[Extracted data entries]

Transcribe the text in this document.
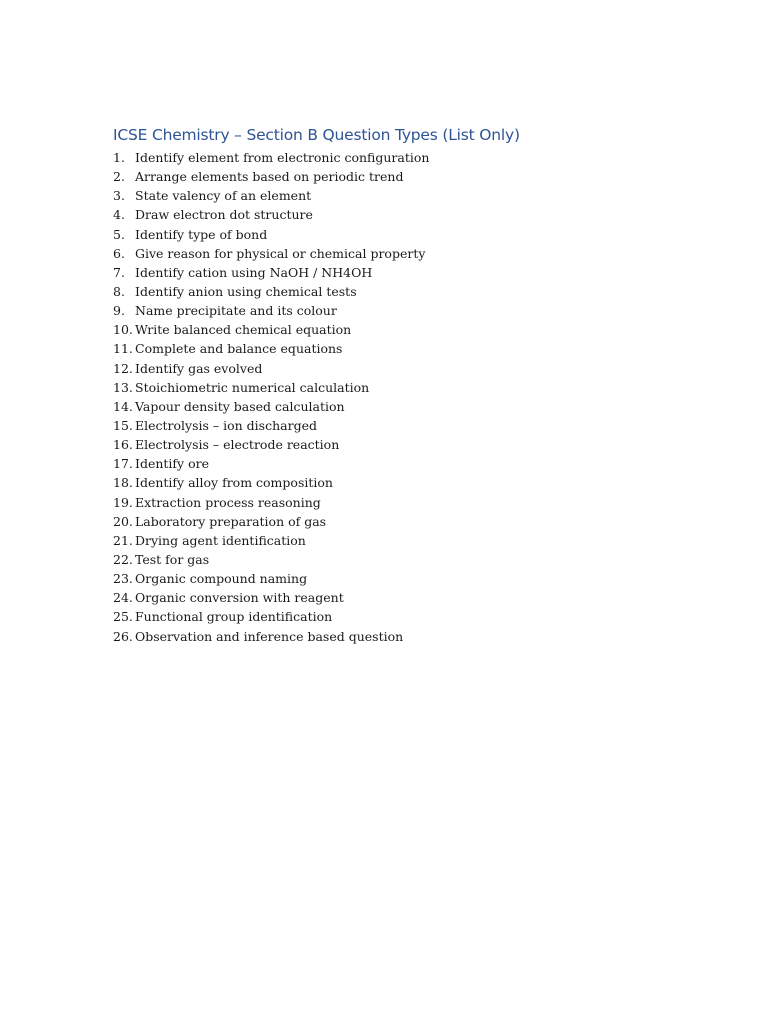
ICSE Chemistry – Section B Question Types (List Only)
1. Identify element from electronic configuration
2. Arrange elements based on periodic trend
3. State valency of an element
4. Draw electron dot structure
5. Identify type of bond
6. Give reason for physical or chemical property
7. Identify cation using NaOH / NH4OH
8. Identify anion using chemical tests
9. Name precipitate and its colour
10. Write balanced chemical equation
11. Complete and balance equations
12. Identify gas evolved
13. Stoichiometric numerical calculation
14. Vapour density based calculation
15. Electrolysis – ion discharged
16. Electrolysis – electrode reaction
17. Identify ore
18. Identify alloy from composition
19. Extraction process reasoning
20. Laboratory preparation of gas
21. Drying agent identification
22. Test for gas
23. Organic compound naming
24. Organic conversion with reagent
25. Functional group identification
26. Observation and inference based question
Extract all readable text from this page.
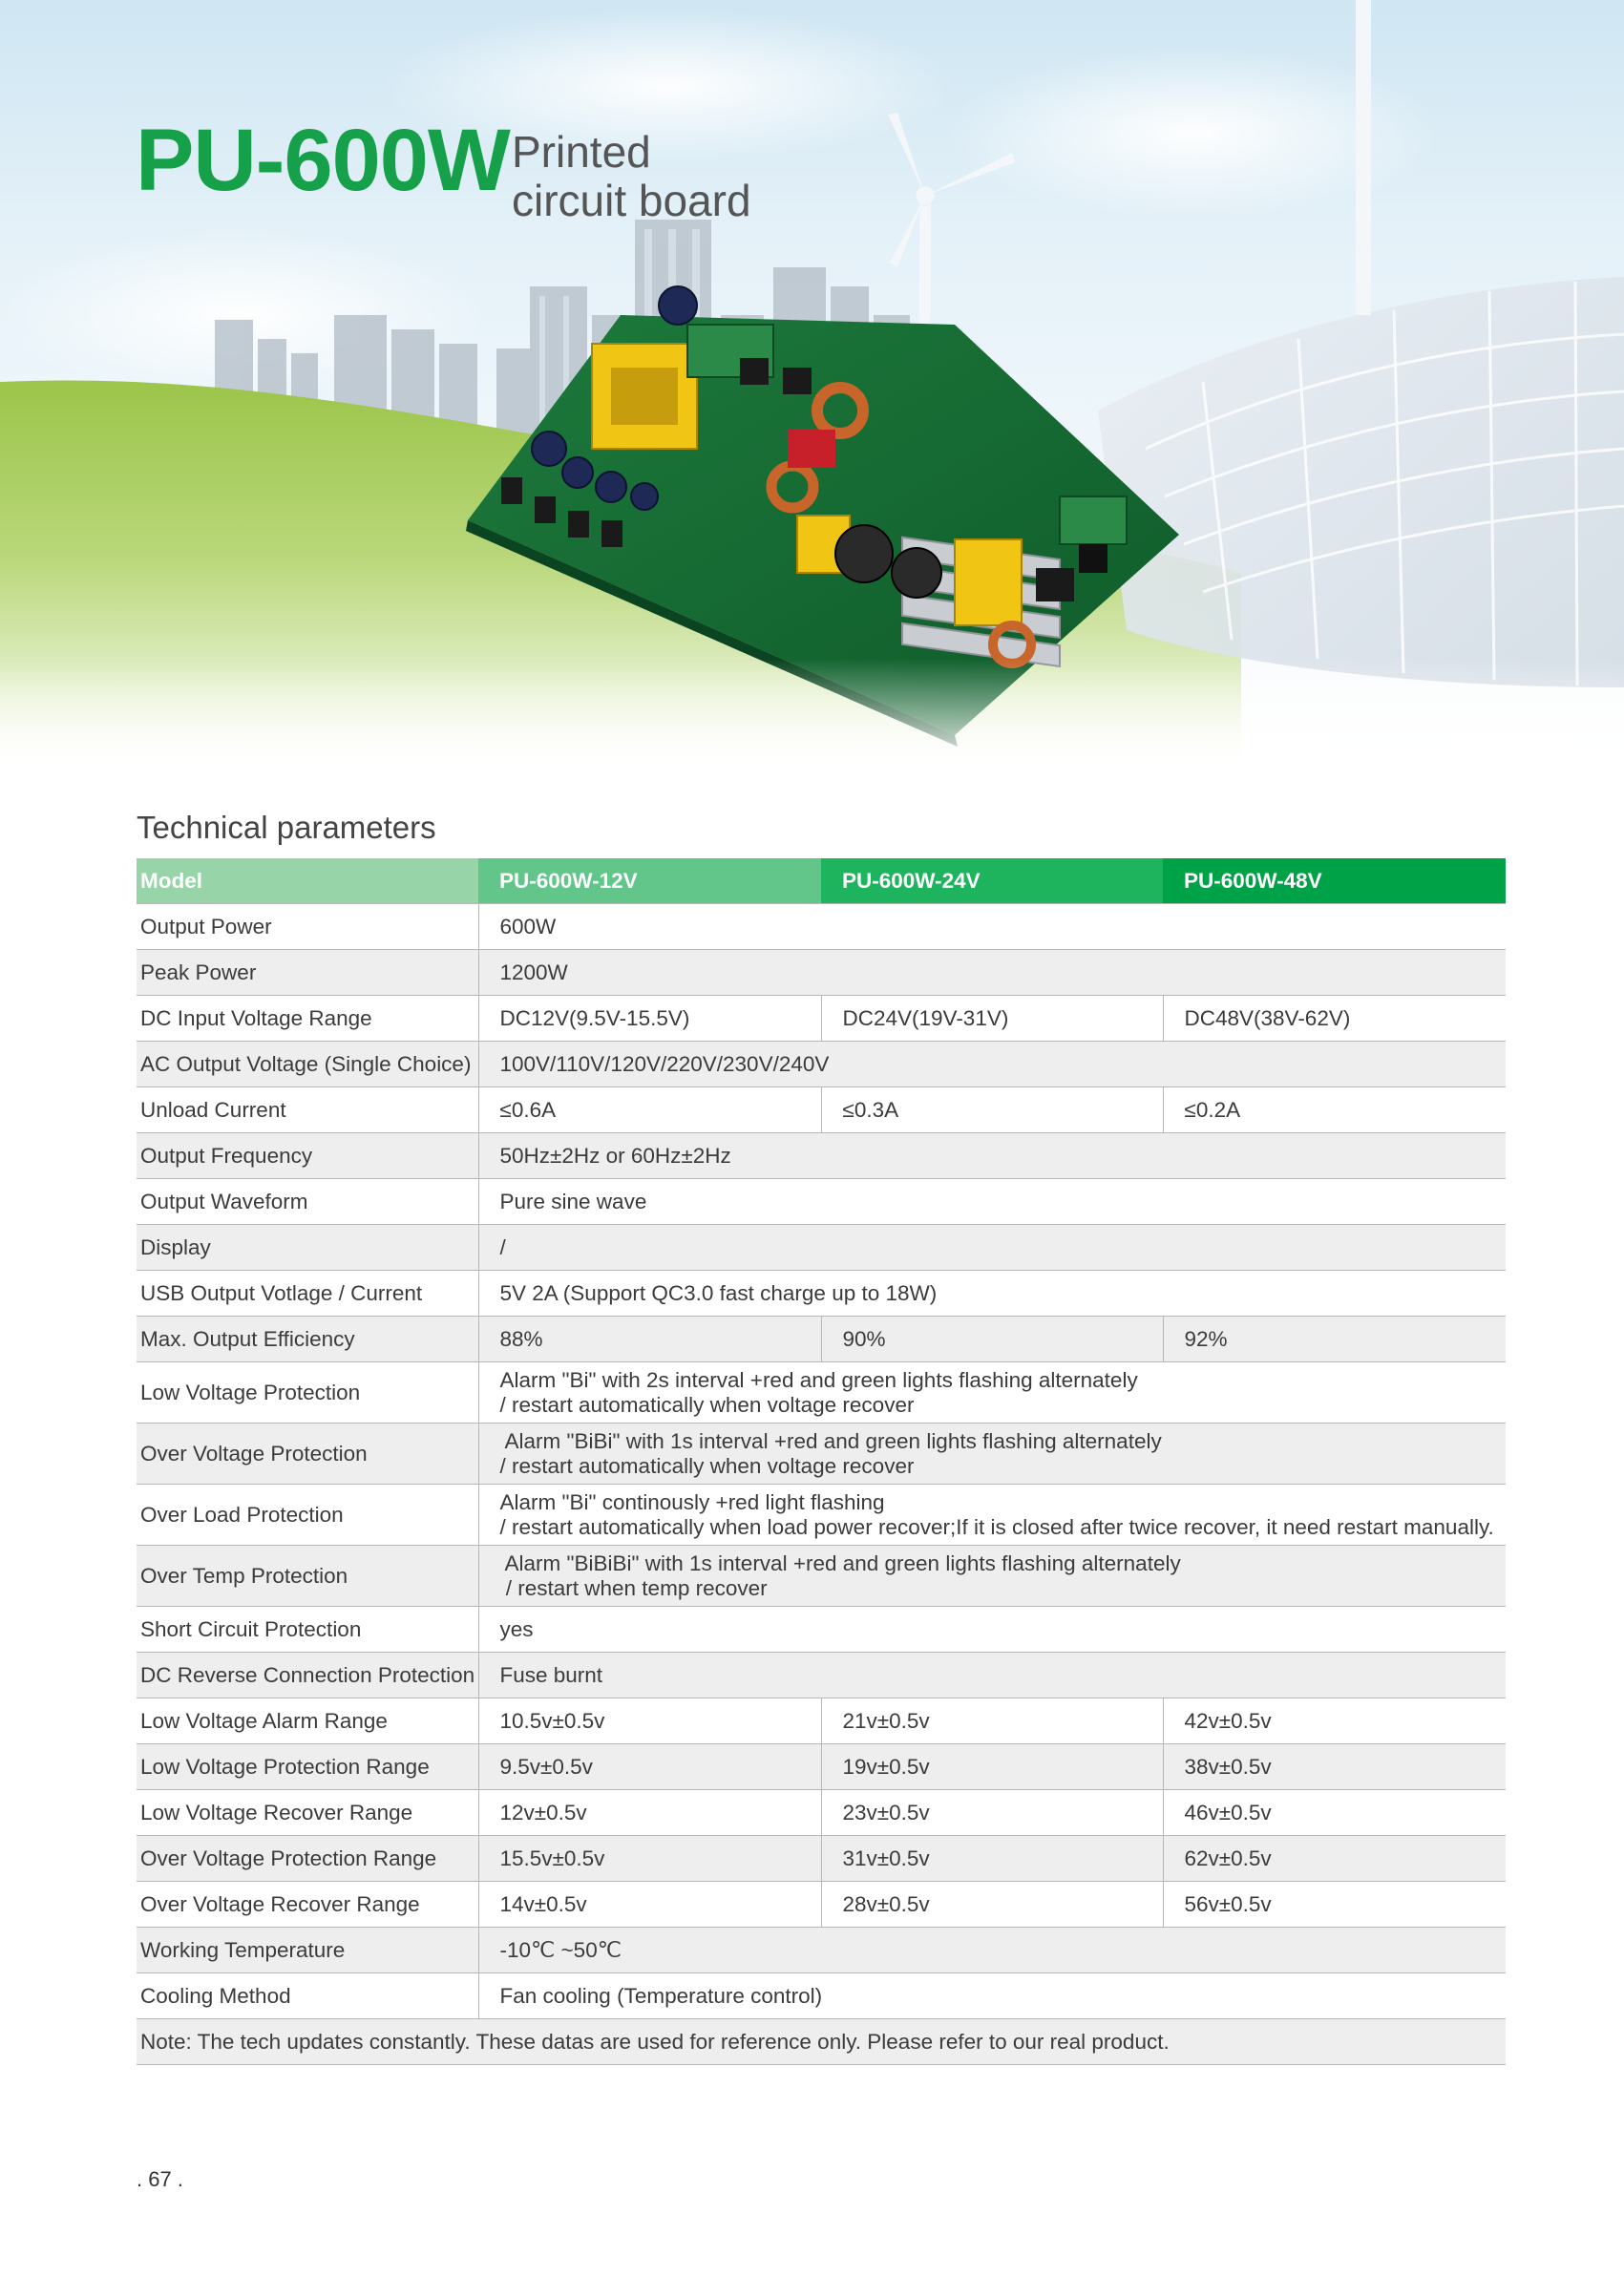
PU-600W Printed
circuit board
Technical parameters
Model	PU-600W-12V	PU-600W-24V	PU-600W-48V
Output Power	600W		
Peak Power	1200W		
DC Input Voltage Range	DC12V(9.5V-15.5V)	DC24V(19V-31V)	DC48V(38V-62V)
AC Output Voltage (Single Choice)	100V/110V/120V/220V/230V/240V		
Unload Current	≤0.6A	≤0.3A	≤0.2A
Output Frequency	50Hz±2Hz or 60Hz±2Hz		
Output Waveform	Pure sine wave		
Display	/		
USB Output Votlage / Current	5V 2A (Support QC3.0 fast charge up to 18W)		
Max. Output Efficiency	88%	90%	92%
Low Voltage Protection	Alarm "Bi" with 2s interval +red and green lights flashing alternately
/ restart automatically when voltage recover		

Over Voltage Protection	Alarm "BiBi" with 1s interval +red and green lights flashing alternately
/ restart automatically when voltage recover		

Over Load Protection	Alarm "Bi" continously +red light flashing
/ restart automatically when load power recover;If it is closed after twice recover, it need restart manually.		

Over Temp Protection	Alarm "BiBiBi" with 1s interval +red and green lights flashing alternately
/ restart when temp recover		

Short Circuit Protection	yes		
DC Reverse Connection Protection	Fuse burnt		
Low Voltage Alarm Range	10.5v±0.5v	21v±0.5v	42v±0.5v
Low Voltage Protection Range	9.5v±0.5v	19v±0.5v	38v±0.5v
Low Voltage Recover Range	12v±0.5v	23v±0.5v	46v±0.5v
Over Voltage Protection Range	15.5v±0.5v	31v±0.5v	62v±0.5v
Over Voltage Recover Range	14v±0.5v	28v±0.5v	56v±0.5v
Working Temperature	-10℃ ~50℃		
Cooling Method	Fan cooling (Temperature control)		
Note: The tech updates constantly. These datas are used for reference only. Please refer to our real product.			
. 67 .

REQUEST
Copy the whole of the material above exactly, but not its images.

FINISHED ANSWER
Transcribe the text in this document.
ICSE Chemistry – Section B Question Types (List Only)
1. Identify element from electronic configuration
2. Arrange elements based on periodic trend
3. State valency of an element
4. Draw electron dot structure
5. Identify type of bond
6. Give reason for physical or chemical property
7. Identify cation using NaOH / NH4OH
8. Identify anion using chemical tests
9. Name precipitate and its colour
10. Write balanced chemical equation
11. Complete and balance equations
12. Identify gas evolved
13. Stoichiometric numerical calculation
14. Vapour density based calculation
15. Electrolysis – ion discharged
16. Electrolysis – electrode reaction
17. Identify ore
18. Identify alloy from composition
19. Extraction process reasoning
20. Laboratory preparation of gas
21. Drying agent identification
22. Test for gas
23. Organic compound naming
24. Organic conversion with reagent
25. Functional group identification
26. Observation and inference based question
Extract all readable text from this page.
PU-600W Printed
circuit board
Technical parameters
Model	PU-600W-12V	PU-600W-24V	PU-600W-48V
Output Power	600W		
Peak Power	1200W		
DC Input Voltage Range	DC12V(9.5V-15.5V)	DC24V(19V-31V)	DC48V(38V-62V)
AC Output Voltage (Single Choice)	100V/110V/120V/220V/230V/240V		
Unload Current	≤0.6A	≤0.3A	≤0.2A
Output Frequency	50Hz±2Hz or 60Hz±2Hz		
Output Waveform	Pure sine wave		
Display	/		
USB Output Votlage / Current	5V 2A (Support QC3.0 fast charge up to 18W)		
Max. Output Efficiency	88%	90%	92%
Low Voltage Protection	Alarm "Bi" with 2s interval +red and green lights flashing alternately
/ restart automatically when voltage recover		

Over Voltage Protection	Alarm "BiBi" with 1s interval +red and green lights flashing alternately
/ restart automatically when voltage recover		

Over Load Protection	Alarm "Bi" continously +red light flashing
/ restart automatically when load power recover;If it is closed after twice recover, it need restart manually.		

Over Temp Protection	Alarm "BiBiBi" with 1s interval +red and green lights flashing alternately
/ restart when temp recover		

Short Circuit Protection	yes		
DC Reverse Connection Protection	Fuse burnt		
Low Voltage Alarm Range	10.5v±0.5v	21v±0.5v	42v±0.5v
Low Voltage Protection Range	9.5v±0.5v	19v±0.5v	38v±0.5v
Low Voltage Recover Range	12v±0.5v	23v±0.5v	46v±0.5v
Over Voltage Protection Range	15.5v±0.5v	31v±0.5v	62v±0.5v
Over Voltage Recover Range	14v±0.5v	28v±0.5v	56v±0.5v
Working Temperature	-10℃ ~50℃		
Cooling Method	Fan cooling (Temperature control)		
Note: The tech updates constantly. These datas are used for reference only. Please refer to our real product.			
. 67 .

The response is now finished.